Give every line from the entries that contains "this".
■ ■ ■
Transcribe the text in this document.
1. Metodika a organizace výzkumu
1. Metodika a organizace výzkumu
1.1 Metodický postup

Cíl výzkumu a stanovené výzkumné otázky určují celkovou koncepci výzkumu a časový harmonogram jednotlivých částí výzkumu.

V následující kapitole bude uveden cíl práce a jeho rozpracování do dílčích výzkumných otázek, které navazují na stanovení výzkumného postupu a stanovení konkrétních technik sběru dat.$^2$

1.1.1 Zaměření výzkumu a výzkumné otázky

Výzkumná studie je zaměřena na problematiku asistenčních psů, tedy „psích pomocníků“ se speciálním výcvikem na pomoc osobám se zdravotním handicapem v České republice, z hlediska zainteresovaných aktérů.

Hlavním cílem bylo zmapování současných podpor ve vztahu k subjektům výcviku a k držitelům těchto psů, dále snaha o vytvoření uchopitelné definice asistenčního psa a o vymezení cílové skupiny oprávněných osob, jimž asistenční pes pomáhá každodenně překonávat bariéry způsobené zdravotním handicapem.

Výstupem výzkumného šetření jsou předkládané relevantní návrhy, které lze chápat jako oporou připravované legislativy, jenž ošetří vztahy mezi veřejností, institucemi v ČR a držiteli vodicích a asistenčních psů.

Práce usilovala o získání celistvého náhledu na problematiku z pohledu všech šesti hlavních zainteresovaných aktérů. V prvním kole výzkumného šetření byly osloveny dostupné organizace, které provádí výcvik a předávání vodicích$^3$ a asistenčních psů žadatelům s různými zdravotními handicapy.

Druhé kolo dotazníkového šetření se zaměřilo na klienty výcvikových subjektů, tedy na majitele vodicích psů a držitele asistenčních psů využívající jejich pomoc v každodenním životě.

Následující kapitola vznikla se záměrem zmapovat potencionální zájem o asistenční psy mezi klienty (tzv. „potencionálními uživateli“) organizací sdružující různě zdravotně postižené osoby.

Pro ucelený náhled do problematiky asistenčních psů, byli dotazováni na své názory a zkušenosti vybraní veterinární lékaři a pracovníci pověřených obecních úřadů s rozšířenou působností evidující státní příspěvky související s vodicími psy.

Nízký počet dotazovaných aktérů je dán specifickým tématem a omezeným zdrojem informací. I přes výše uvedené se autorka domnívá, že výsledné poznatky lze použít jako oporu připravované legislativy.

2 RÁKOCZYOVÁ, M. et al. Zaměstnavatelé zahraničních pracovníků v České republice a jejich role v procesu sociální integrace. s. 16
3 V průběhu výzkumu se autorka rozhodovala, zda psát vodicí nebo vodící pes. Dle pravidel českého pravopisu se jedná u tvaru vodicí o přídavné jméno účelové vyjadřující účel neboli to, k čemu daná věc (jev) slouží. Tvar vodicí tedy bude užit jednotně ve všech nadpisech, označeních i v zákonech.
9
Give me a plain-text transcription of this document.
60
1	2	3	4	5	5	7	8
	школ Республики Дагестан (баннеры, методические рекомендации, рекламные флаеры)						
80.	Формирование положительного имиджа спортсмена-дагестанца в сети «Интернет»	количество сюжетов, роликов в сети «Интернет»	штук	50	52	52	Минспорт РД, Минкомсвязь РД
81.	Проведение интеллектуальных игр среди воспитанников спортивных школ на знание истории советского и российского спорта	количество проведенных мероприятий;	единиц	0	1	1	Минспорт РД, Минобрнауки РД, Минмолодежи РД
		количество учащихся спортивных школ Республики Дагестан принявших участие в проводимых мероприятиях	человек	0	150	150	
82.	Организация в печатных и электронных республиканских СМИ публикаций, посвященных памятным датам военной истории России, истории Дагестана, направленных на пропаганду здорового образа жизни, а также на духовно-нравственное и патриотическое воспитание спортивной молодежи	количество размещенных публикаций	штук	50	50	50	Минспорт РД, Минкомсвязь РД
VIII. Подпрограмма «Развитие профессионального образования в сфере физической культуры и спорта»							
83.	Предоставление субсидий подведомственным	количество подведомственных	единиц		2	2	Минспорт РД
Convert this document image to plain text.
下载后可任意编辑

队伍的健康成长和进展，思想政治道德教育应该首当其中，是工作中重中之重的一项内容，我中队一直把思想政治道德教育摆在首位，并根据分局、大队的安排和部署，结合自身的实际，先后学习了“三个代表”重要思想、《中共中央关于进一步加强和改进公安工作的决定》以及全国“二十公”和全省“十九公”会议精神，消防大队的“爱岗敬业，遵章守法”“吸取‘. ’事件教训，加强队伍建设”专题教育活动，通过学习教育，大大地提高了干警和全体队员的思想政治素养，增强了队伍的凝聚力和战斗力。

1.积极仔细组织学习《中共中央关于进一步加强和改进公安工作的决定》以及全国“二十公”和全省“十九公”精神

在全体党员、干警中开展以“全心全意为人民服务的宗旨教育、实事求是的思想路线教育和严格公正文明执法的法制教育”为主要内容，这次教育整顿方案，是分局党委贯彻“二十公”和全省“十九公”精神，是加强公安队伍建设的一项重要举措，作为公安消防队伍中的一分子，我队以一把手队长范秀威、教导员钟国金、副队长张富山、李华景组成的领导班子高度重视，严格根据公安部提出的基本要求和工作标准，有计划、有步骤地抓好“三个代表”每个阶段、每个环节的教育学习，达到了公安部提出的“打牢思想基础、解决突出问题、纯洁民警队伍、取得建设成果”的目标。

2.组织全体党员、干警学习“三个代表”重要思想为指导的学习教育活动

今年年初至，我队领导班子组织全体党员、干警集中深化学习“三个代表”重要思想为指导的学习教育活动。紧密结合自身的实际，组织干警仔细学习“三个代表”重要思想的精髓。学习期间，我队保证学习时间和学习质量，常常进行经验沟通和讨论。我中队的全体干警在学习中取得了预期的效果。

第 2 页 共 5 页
■ ■ ■
* **Solution**:
Transcribe the text in this document.
Give me a plain-text transcription of this document.
Convert this document image to plain text.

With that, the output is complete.